EXERCISE PROMPT — Can you write out all of the material below, word for word?

Extracted records —
========================================

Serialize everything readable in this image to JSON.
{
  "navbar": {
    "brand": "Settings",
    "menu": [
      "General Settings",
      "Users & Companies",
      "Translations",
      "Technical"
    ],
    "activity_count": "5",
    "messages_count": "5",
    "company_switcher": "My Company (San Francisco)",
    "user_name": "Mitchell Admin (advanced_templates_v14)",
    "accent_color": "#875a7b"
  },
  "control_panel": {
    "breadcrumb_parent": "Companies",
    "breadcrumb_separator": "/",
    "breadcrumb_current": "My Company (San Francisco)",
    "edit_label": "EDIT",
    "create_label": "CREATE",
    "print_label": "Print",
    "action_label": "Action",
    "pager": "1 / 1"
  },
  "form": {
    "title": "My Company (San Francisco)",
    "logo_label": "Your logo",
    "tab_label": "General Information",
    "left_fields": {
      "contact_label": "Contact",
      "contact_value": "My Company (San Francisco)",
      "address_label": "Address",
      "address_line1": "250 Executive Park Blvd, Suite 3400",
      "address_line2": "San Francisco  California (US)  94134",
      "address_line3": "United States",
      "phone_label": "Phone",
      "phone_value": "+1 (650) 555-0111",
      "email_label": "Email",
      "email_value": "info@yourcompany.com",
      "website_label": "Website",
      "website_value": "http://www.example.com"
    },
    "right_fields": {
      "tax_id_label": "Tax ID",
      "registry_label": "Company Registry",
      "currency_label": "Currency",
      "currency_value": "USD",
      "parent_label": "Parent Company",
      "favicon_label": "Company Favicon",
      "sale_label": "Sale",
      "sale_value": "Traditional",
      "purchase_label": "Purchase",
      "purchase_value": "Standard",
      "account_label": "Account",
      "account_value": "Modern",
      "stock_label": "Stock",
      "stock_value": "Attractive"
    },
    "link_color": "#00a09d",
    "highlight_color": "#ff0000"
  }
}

========================================

EXERCISE SOLUTION —
Serialize everything readable in this image to JSON.
{
  "navbar": {
    "brand": "Settings",
    "menu": [
      "General Settings",
      "Users & Companies",
      "Translations",
      "Technical"
    ],
    "activity_count": "5",
    "messages_count": "5",
    "company_switcher": "My Company (San Francisco)",
    "user_name": "Mitchell Admin (advanced_templates_v14)",
    "accent_color": "#875a7b"
  },
  "control_panel": {
    "breadcrumb_parent": "Companies",
    "breadcrumb_separator": "/",
    "breadcrumb_current": "My Company (San Francisco)",
    "edit_label": "EDIT",
    "create_label": "CREATE",
    "print_label": "Print",
    "action_label": "Action",
    "pager": "1 / 1"
  },
  "form": {
    "title": "My Company (San Francisco)",
    "logo_label": "Your logo",
    "tab_label": "General Information",
    "left_fields": {
      "contact_label": "Contact",
      "contact_value": "My Company (San Francisco)",
      "address_label": "Address",
      "address_line1": "250 Executive Park Blvd, Suite 3400",
      "address_line2": "San Francisco  California (US)  94134",
      "address_line3": "United States",
      "phone_label": "Phone",
      "phone_value": "+1 (650) 555-0111",
      "email_label": "Email",
      "email_value": "info@yourcompany.com",
      "website_label": "Website",
      "website_value": "http://www.example.com"
    },
    "right_fields": {
      "tax_id_label": "Tax ID",
      "registry_label": "Company Registry",
      "currency_label": "Currency",
      "currency_value": "USD",
      "parent_label": "Parent Company",
      "favicon_label": "Company Favicon",
      "sale_label": "Sale",
      "sale_value": "Traditional",
      "purchase_label": "Purchase",
      "purchase_value": "Standard",
      "account_label": "Account",
      "account_value": "Modern",
      "stock_label": "Stock",
      "stock_value": "Attractive"
    },
    "link_color": "#00a09d",
    "highlight_color": "#ff0000"
  }
}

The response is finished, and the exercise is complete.